Stored data entries

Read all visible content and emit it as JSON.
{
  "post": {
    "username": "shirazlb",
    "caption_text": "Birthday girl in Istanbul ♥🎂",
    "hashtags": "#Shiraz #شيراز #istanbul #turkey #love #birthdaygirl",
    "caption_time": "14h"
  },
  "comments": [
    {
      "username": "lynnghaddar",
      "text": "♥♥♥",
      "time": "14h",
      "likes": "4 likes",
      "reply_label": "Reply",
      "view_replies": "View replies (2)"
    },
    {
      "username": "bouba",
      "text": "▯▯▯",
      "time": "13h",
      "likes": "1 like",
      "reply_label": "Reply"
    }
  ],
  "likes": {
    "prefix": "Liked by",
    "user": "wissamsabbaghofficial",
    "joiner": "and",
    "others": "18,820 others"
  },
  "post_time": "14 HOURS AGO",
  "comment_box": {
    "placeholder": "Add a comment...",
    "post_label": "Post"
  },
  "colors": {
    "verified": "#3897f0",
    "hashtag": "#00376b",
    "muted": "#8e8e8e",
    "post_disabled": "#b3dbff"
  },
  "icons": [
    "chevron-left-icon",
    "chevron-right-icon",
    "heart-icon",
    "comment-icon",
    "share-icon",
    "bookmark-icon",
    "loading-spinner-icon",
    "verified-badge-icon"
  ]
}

What you need to do. Each line in the entries above that includes the string "chevron" should be extracted.

Task result.
    "chevron-left-icon",
    "chevron-right-icon",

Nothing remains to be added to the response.